Write out the material exactly. Do not include the pictures.

## DATA FOR PROCESSING

* begin *

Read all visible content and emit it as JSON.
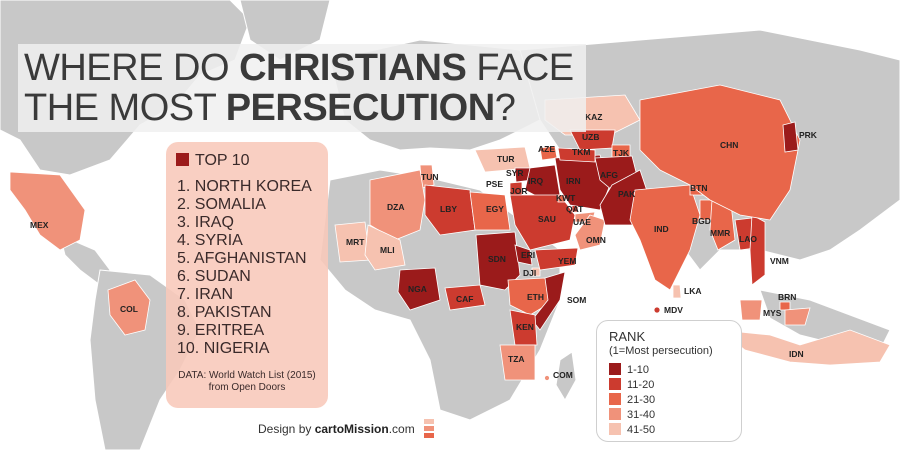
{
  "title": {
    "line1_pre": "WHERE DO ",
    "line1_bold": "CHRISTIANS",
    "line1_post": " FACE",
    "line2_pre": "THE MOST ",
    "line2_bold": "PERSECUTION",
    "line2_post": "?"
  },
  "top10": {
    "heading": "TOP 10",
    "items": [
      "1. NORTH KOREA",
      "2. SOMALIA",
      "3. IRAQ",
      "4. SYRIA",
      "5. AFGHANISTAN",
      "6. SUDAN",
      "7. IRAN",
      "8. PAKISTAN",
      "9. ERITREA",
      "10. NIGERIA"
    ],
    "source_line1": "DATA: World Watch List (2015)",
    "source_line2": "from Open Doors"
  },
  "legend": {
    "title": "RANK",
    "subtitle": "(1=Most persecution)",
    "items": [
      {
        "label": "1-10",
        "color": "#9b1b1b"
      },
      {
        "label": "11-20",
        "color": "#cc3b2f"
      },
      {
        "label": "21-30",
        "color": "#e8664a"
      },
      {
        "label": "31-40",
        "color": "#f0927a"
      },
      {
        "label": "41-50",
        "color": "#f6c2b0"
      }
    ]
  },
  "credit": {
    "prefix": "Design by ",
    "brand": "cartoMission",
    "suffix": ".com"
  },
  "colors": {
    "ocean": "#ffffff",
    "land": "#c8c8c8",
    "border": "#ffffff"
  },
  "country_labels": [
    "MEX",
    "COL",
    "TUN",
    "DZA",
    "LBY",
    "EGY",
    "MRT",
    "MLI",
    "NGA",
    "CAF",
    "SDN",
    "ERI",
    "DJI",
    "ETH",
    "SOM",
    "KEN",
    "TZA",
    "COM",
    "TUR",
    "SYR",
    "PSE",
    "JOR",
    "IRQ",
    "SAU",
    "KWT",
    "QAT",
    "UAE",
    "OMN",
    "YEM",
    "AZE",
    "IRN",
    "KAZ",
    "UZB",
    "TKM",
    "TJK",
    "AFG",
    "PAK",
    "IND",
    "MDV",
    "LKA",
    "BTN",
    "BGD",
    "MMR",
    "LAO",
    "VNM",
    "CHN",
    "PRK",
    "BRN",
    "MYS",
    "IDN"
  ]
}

* end *

## EXPECTED ANSWER
Read all visible content and emit it as JSON.
{
  "title": {
    "line1_pre": "WHERE DO ",
    "line1_bold": "CHRISTIANS",
    "line1_post": " FACE",
    "line2_pre": "THE MOST ",
    "line2_bold": "PERSECUTION",
    "line2_post": "?"
  },
  "top10": {
    "heading": "TOP 10",
    "items": [
      "1. NORTH KOREA",
      "2. SOMALIA",
      "3. IRAQ",
      "4. SYRIA",
      "5. AFGHANISTAN",
      "6. SUDAN",
      "7. IRAN",
      "8. PAKISTAN",
      "9. ERITREA",
      "10. NIGERIA"
    ],
    "source_line1": "DATA: World Watch List (2015)",
    "source_line2": "from Open Doors"
  },
  "legend": {
    "title": "RANK",
    "subtitle": "(1=Most persecution)",
    "items": [
      {
        "label": "1-10",
        "color": "#9b1b1b"
      },
      {
        "label": "11-20",
        "color": "#cc3b2f"
      },
      {
        "label": "21-30",
        "color": "#e8664a"
      },
      {
        "label": "31-40",
        "color": "#f0927a"
      },
      {
        "label": "41-50",
        "color": "#f6c2b0"
      }
    ]
  },
  "credit": {
    "prefix": "Design by ",
    "brand": "cartoMission",
    "suffix": ".com"
  },
  "colors": {
    "ocean": "#ffffff",
    "land": "#c8c8c8",
    "border": "#ffffff"
  },
  "country_labels": [
    "MEX",
    "COL",
    "TUN",
    "DZA",
    "LBY",
    "EGY",
    "MRT",
    "MLI",
    "NGA",
    "CAF",
    "SDN",
    "ERI",
    "DJI",
    "ETH",
    "SOM",
    "KEN",
    "TZA",
    "COM",
    "TUR",
    "SYR",
    "PSE",
    "JOR",
    "IRQ",
    "SAU",
    "KWT",
    "QAT",
    "UAE",
    "OMN",
    "YEM",
    "AZE",
    "IRN",
    "KAZ",
    "UZB",
    "TKM",
    "TJK",
    "AFG",
    "PAK",
    "IND",
    "MDV",
    "LKA",
    "BTN",
    "BGD",
    "MMR",
    "LAO",
    "VNM",
    "CHN",
    "PRK",
    "BRN",
    "MYS",
    "IDN"
  ]
}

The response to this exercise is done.